▶ [What this task involves] Set down the full listing exactly as given. Any pictures are to be left out.

▶ [Dataset extract]
** START **

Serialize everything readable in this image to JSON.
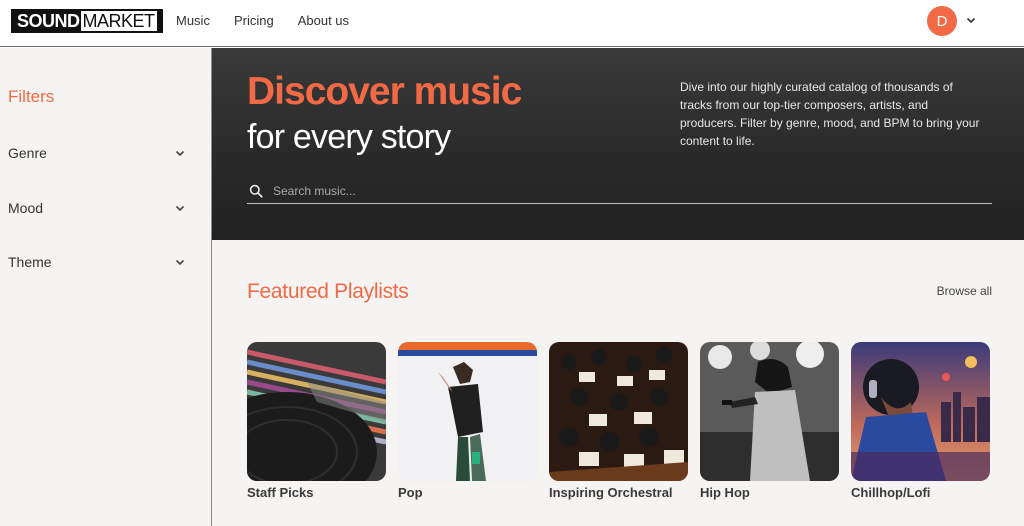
{
  "brand": {
    "logo_bold": "SOUND",
    "logo_light": "MARKET"
  },
  "nav": {
    "items": [
      {
        "label": "Music"
      },
      {
        "label": "Pricing"
      },
      {
        "label": "About us"
      }
    ]
  },
  "user": {
    "avatar_initial": "D"
  },
  "sidebar": {
    "title": "Filters",
    "filters": [
      {
        "label": "Genre"
      },
      {
        "label": "Mood"
      },
      {
        "label": "Theme"
      }
    ]
  },
  "hero": {
    "title": "Discover music",
    "subtitle": "for every story",
    "description": "Dive into our highly curated catalog of thousands of tracks from our top-tier composers, artists, and producers. Filter by genre, mood, and BPM to bring your content to life.",
    "search_placeholder": "Search music..."
  },
  "featured": {
    "title": "Featured Playlists",
    "browse_label": "Browse all",
    "playlists": [
      {
        "label": "Staff Picks"
      },
      {
        "label": "Pop"
      },
      {
        "label": "Inspiring Orchestral"
      },
      {
        "label": "Hip Hop"
      },
      {
        "label": "Chillhop/Lofi"
      }
    ]
  },
  "colors": {
    "accent": "#f26a45",
    "hero_bg": "#2a2a2a",
    "sidebar_bg": "#f6f4f2"
  }
}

** END **

▶ [Written answer]
Serialize everything readable in this image to JSON.
{
  "brand": {
    "logo_bold": "SOUND",
    "logo_light": "MARKET"
  },
  "nav": {
    "items": [
      {
        "label": "Music"
      },
      {
        "label": "Pricing"
      },
      {
        "label": "About us"
      }
    ]
  },
  "user": {
    "avatar_initial": "D"
  },
  "sidebar": {
    "title": "Filters",
    "filters": [
      {
        "label": "Genre"
      },
      {
        "label": "Mood"
      },
      {
        "label": "Theme"
      }
    ]
  },
  "hero": {
    "title": "Discover music",
    "subtitle": "for every story",
    "description": "Dive into our highly curated catalog of thousands of tracks from our top-tier composers, artists, and producers. Filter by genre, mood, and BPM to bring your content to life.",
    "search_placeholder": "Search music..."
  },
  "featured": {
    "title": "Featured Playlists",
    "browse_label": "Browse all",
    "playlists": [
      {
        "label": "Staff Picks"
      },
      {
        "label": "Pop"
      },
      {
        "label": "Inspiring Orchestral"
      },
      {
        "label": "Hip Hop"
      },
      {
        "label": "Chillhop/Lofi"
      }
    ]
  },
  "colors": {
    "accent": "#f26a45",
    "hero_bg": "#2a2a2a",
    "sidebar_bg": "#f6f4f2"
  }
}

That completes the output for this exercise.